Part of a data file

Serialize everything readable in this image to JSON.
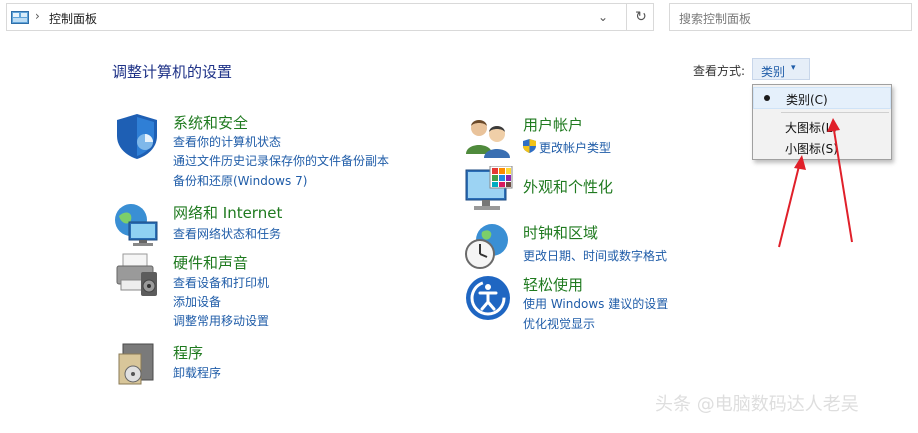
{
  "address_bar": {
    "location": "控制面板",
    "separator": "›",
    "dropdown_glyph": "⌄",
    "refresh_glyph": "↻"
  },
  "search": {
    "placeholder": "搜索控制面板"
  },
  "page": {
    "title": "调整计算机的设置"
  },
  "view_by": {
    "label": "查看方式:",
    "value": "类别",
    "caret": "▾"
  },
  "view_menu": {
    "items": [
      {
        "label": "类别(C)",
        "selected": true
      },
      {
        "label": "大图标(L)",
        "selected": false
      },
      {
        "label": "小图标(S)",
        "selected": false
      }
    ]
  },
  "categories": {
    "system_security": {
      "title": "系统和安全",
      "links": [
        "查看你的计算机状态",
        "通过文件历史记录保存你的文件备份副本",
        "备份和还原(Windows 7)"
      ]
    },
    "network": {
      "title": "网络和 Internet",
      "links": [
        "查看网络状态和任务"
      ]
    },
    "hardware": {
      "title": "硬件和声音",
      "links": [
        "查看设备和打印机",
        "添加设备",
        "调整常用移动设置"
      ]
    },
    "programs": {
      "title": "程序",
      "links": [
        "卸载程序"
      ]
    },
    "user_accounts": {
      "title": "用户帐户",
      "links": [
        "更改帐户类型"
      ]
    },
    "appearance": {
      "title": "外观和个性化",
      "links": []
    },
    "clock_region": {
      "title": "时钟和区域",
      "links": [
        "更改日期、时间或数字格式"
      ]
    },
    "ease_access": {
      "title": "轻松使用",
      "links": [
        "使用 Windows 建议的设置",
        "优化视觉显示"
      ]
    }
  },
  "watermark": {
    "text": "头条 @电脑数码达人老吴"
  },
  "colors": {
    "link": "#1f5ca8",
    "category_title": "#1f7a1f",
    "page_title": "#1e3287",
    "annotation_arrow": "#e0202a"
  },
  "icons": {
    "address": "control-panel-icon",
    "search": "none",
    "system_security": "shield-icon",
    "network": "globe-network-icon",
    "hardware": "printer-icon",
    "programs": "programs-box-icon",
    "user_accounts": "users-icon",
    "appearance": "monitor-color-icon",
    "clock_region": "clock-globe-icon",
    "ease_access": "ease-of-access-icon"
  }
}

__OBJECTIVE__. Transcribe all of the records above character for character. Exclude the pictures.

__RESPONSE BELOW__.
Serialize everything readable in this image to JSON.
{
  "address_bar": {
    "location": "控制面板",
    "separator": "›",
    "dropdown_glyph": "⌄",
    "refresh_glyph": "↻"
  },
  "search": {
    "placeholder": "搜索控制面板"
  },
  "page": {
    "title": "调整计算机的设置"
  },
  "view_by": {
    "label": "查看方式:",
    "value": "类别",
    "caret": "▾"
  },
  "view_menu": {
    "items": [
      {
        "label": "类别(C)",
        "selected": true
      },
      {
        "label": "大图标(L)",
        "selected": false
      },
      {
        "label": "小图标(S)",
        "selected": false
      }
    ]
  },
  "categories": {
    "system_security": {
      "title": "系统和安全",
      "links": [
        "查看你的计算机状态",
        "通过文件历史记录保存你的文件备份副本",
        "备份和还原(Windows 7)"
      ]
    },
    "network": {
      "title": "网络和 Internet",
      "links": [
        "查看网络状态和任务"
      ]
    },
    "hardware": {
      "title": "硬件和声音",
      "links": [
        "查看设备和打印机",
        "添加设备",
        "调整常用移动设置"
      ]
    },
    "programs": {
      "title": "程序",
      "links": [
        "卸载程序"
      ]
    },
    "user_accounts": {
      "title": "用户帐户",
      "links": [
        "更改帐户类型"
      ]
    },
    "appearance": {
      "title": "外观和个性化",
      "links": []
    },
    "clock_region": {
      "title": "时钟和区域",
      "links": [
        "更改日期、时间或数字格式"
      ]
    },
    "ease_access": {
      "title": "轻松使用",
      "links": [
        "使用 Windows 建议的设置",
        "优化视觉显示"
      ]
    }
  },
  "watermark": {
    "text": "头条 @电脑数码达人老吴"
  },
  "colors": {
    "link": "#1f5ca8",
    "category_title": "#1f7a1f",
    "page_title": "#1e3287",
    "annotation_arrow": "#e0202a"
  },
  "icons": {
    "address": "control-panel-icon",
    "search": "none",
    "system_security": "shield-icon",
    "network": "globe-network-icon",
    "hardware": "printer-icon",
    "programs": "programs-box-icon",
    "user_accounts": "users-icon",
    "appearance": "monitor-color-icon",
    "clock_region": "clock-globe-icon",
    "ease_access": "ease-of-access-icon"
  }
}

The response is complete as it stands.